TO DO → Quote the listing below in full and exactly as written, but omit every picture.

## START INFORMATION SUPPLIED

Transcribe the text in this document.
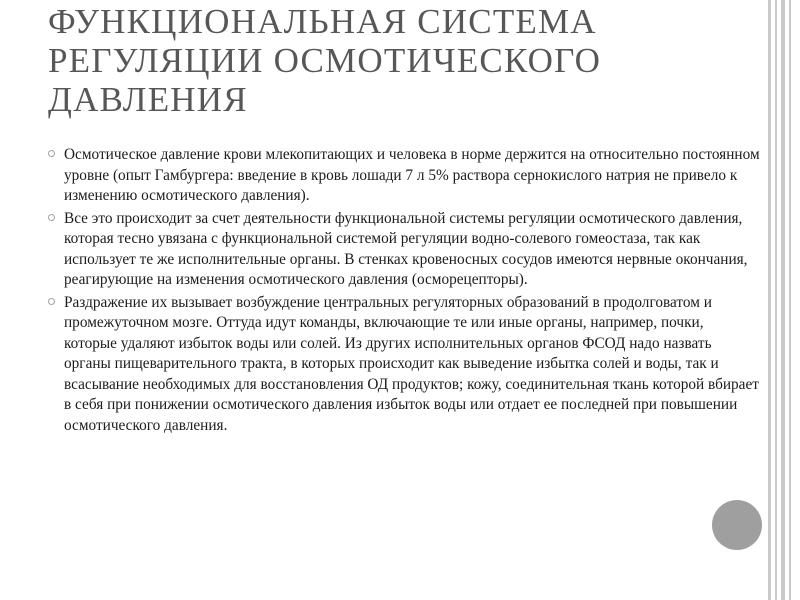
ФУНКЦИОНАЛЬНАЯ СИСТЕМА РЕГУЛЯЦИИ ОСМОТИЧЕСКОГО ДАВЛЕНИЯ
Осмотическое давление крови млекопитающих и человека в норме держится на относительно постоянном уровне (опыт Гамбургера: введение в кровь лошади 7 л 5% раствора сернокислого натрия не привело к изменению осмотического давления).
Все это происходит за счет деятельности функциональной системы регуляции осмотического давления, которая тесно увязана с функциональной системой регуляции водно-солевого гомеостаза, так как использует те же исполнительные органы. В стенках кровеносных сосудов имеются нервные окончания, реагирующие на изменения осмотического давления (осморецепторы).
Раздражение их вызывает возбуждение центральных регуляторных образований в продолговатом и промежуточном мозге. Оттуда идут команды, включающие те или иные органы, например, почки, которые удаляют избыток воды или солей. Из других исполнительных органов ФСОД надо назвать органы пищеварительного тракта, в которых происходит как выведение избытка солей и воды, так и всасывание необходимых для восстановления ОД продуктов; кожу, соединительная ткань которой вбирает в себя при понижении осмотического давления избыток воды или отдает ее последней при повышении осмотического давления.
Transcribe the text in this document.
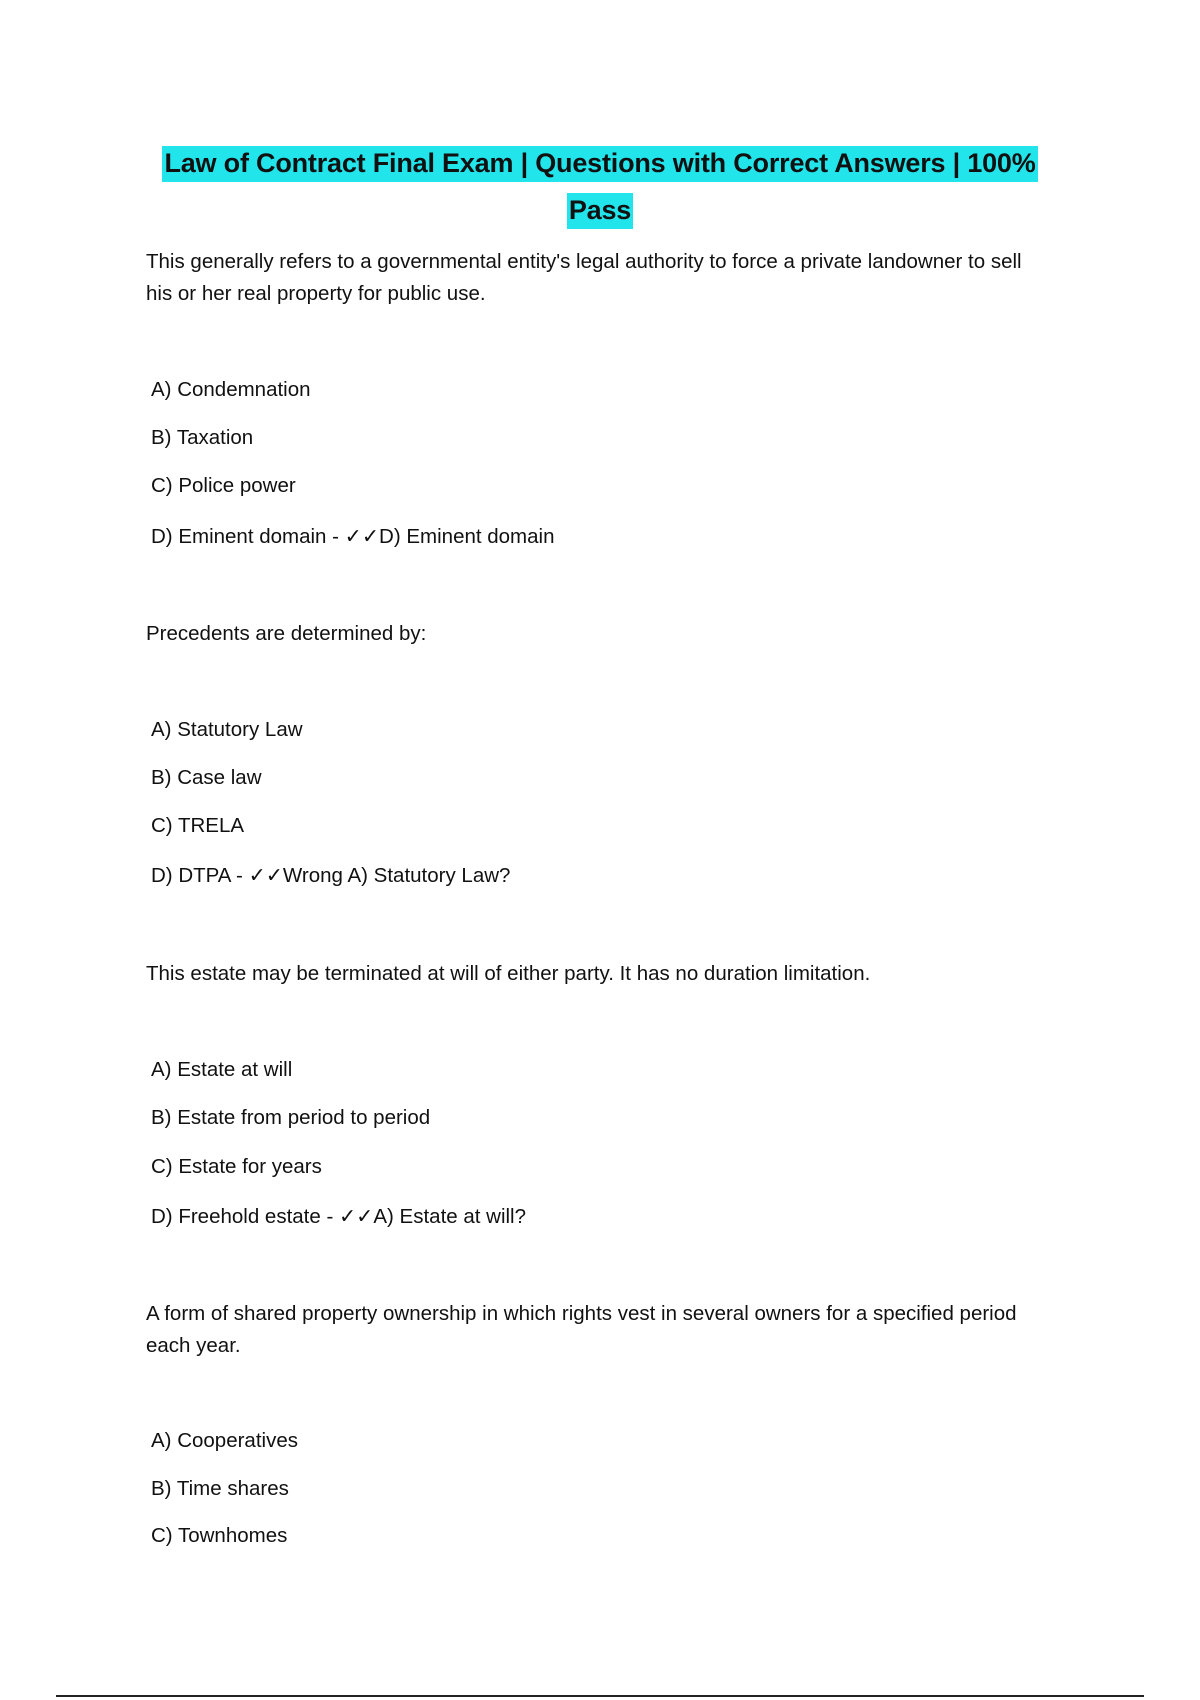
Law of Contract Final Exam | Questions with Correct Answers | 100% Pass

This generally refers to a governmental entity's legal authority to force a private landowner to sell his or her real property for public use.

A) Condemnation

B) Taxation

C) Police power

D) Eminent domain - ✓✓D) Eminent domain

Precedents are determined by:

A) Statutory Law

B) Case law

C) TRELA

D) DTPA - ✓✓Wrong A) Statutory Law?

This estate may be terminated at will of either party. It has no duration limitation.

A) Estate at will

B) Estate from period to period

C) Estate for years

D) Freehold estate - ✓✓A) Estate at will?

A form of shared property ownership in which rights vest in several owners for a specified period each year.

A) Cooperatives

B) Time shares

C) Townhomes
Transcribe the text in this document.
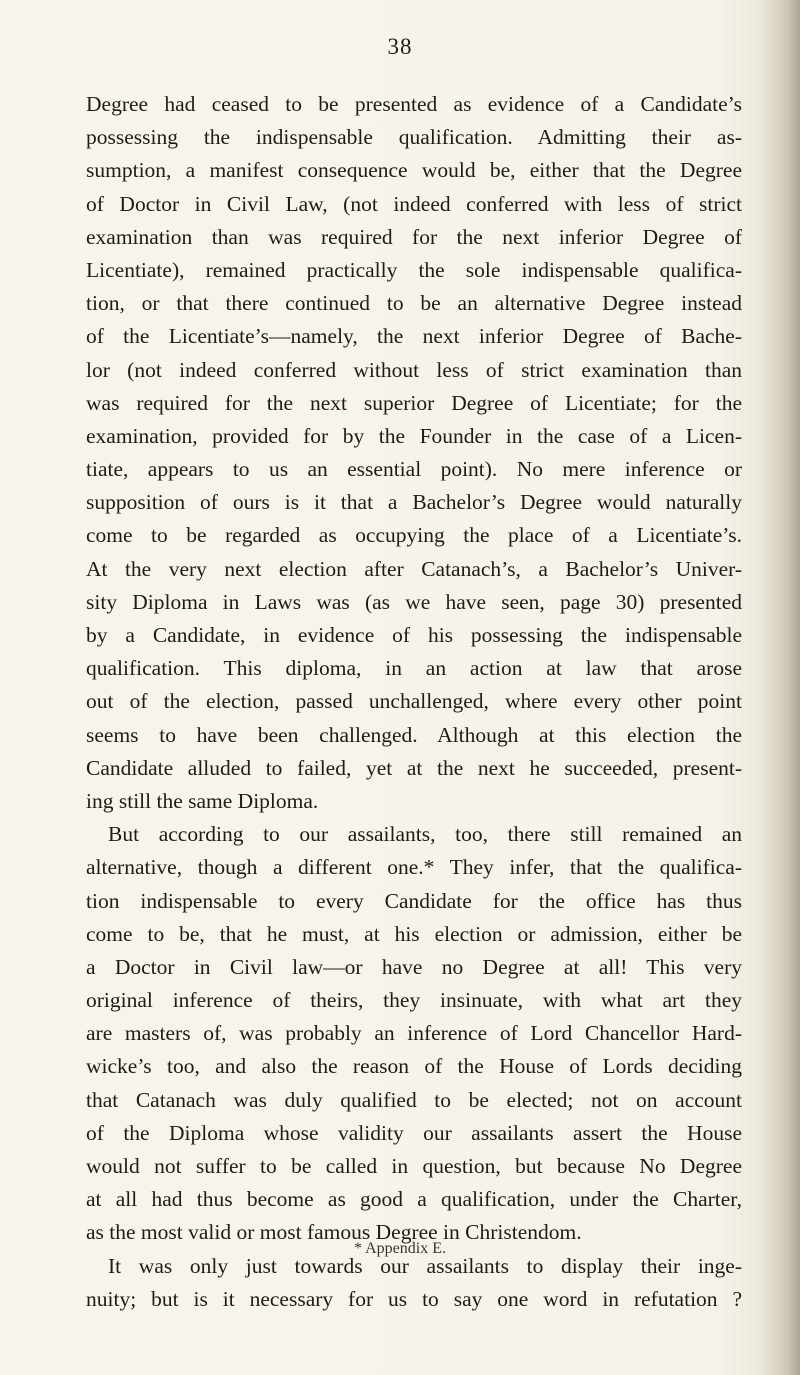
38
Degree had ceased to be presented as evidence of a Candidate’s
possessing the indispensable qualification. Admitting their as-
sumption, a manifest consequence would be, either that the Degree
of Doctor in Civil Law, (not indeed conferred with less of strict
examination than was required for the next inferior Degree of
Licentiate), remained practically the sole indispensable qualifica-
tion, or that there continued to be an alternative Degree instead
of the Licentiate’s—namely, the next inferior Degree of Bache-
lor (not indeed conferred without less of strict examination than
was required for the next superior Degree of Licentiate; for the
examination, provided for by the Founder in the case of a Licen-
tiate, appears to us an essential point). No mere inference or
supposition of ours is it that a Bachelor’s Degree would naturally
come to be regarded as occupying the place of a Licentiate’s.
At the very next election after Catanach’s, a Bachelor’s Univer-
sity Diploma in Laws was (as we have seen, page 30) presented
by a Candidate, in evidence of his possessing the indispensable
qualification. This diploma, in an action at law that arose
out of the election, passed unchallenged, where every other point
seems to have been challenged. Although at this election the
Candidate alluded to failed, yet at the next he succeeded, present-
ing still the same Diploma.
But according to our assailants, too, there still remained an
alternative, though a different one.* They infer, that the qualifica-
tion indispensable to every Candidate for the office has thus
come to be, that he must, at his election or admission, either be
a Doctor in Civil law—or have no Degree at all! This very
original inference of theirs, they insinuate, with what art they
are masters of, was probably an inference of Lord Chancellor Hard-
wicke’s too, and also the reason of the House of Lords deciding
that Catanach was duly qualified to be elected; not on account
of the Diploma whose validity our assailants assert the House
would not suffer to be called in question, but because No Degree
at all had thus become as good a qualification, under the Charter,
as the most valid or most famous Degree in Christendom.
It was only just towards our assailants to display their inge-
nuity; but is it necessary for us to say one word in refutation ?
* Appendix E.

## END INFORMATION SUPPLIED

EXPECTED ANSWER →
Transcribe the text in this document.
ФУНКЦИОНАЛЬНАЯ СИСТЕМА РЕГУЛЯЦИИ ОСМОТИЧЕСКОГО ДАВЛЕНИЯ
Осмотическое давление крови млекопитающих и человека в норме держится на относительно постоянном уровне (опыт Гамбургера: введение в кровь лошади 7 л 5% раствора сернокислого натрия не привело к изменению осмотического давления).
Все это происходит за счет деятельности функциональной системы регуляции осмотического давления, которая тесно увязана с функциональной системой регуляции водно-солевого гомеостаза, так как использует те же исполнительные органы. В стенках кровеносных сосудов имеются нервные окончания, реагирующие на изменения осмотического давления (осморецепторы).
Раздражение их вызывает возбуждение центральных регуляторных образований в продолговатом и промежуточном мозге. Оттуда идут команды, включающие те или иные органы, например, почки, которые удаляют избыток воды или солей. Из других исполнительных органов ФСОД надо назвать органы пищеварительного тракта, в которых происходит как выведение избытка солей и воды, так и всасывание необходимых для восстановления ОД продуктов; кожу, соединительная ткань которой вбирает в себя при понижении осмотического давления избыток воды или отдает ее последней при повышении осмотического давления.
Transcribe the text in this document.
Law of Contract Final Exam | Questions with Correct Answers | 100% Pass

This generally refers to a governmental entity's legal authority to force a private landowner to sell his or her real property for public use.

A) Condemnation

B) Taxation

C) Police power

D) Eminent domain - ✓✓D) Eminent domain

Precedents are determined by:

A) Statutory Law

B) Case law

C) TRELA

D) DTPA - ✓✓Wrong A) Statutory Law?

This estate may be terminated at will of either party. It has no duration limitation.

A) Estate at will

B) Estate from period to period

C) Estate for years

D) Freehold estate - ✓✓A) Estate at will?

A form of shared property ownership in which rights vest in several owners for a specified period each year.

A) Cooperatives

B) Time shares

C) Townhomes
Transcribe the text in this document.
38
Degree had ceased to be presented as evidence of a Candidate’s
possessing the indispensable qualification. Admitting their as-
sumption, a manifest consequence would be, either that the Degree
of Doctor in Civil Law, (not indeed conferred with less of strict
examination than was required for the next inferior Degree of
Licentiate), remained practically the sole indispensable qualifica-
tion, or that there continued to be an alternative Degree instead
of the Licentiate’s—namely, the next inferior Degree of Bache-
lor (not indeed conferred without less of strict examination than
was required for the next superior Degree of Licentiate; for the
examination, provided for by the Founder in the case of a Licen-
tiate, appears to us an essential point). No mere inference or
supposition of ours is it that a Bachelor’s Degree would naturally
come to be regarded as occupying the place of a Licentiate’s.
At the very next election after Catanach’s, a Bachelor’s Univer-
sity Diploma in Laws was (as we have seen, page 30) presented
by a Candidate, in evidence of his possessing the indispensable
qualification. This diploma, in an action at law that arose
out of the election, passed unchallenged, where every other point
seems to have been challenged. Although at this election the
Candidate alluded to failed, yet at the next he succeeded, present-
ing still the same Diploma.
But according to our assailants, too, there still remained an
alternative, though a different one.* They infer, that the qualifica-
tion indispensable to every Candidate for the office has thus
come to be, that he must, at his election or admission, either be
a Doctor in Civil law—or have no Degree at all! This very
original inference of theirs, they insinuate, with what art they
are masters of, was probably an inference of Lord Chancellor Hard-
wicke’s too, and also the reason of the House of Lords deciding
that Catanach was duly qualified to be elected; not on account
of the Diploma whose validity our assailants assert the House
would not suffer to be called in question, but because No Degree
at all had thus become as good a qualification, under the Charter,
as the most valid or most famous Degree in Christendom.
It was only just towards our assailants to display their inge-
nuity; but is it necessary for us to say one word in refutation ?
* Appendix E.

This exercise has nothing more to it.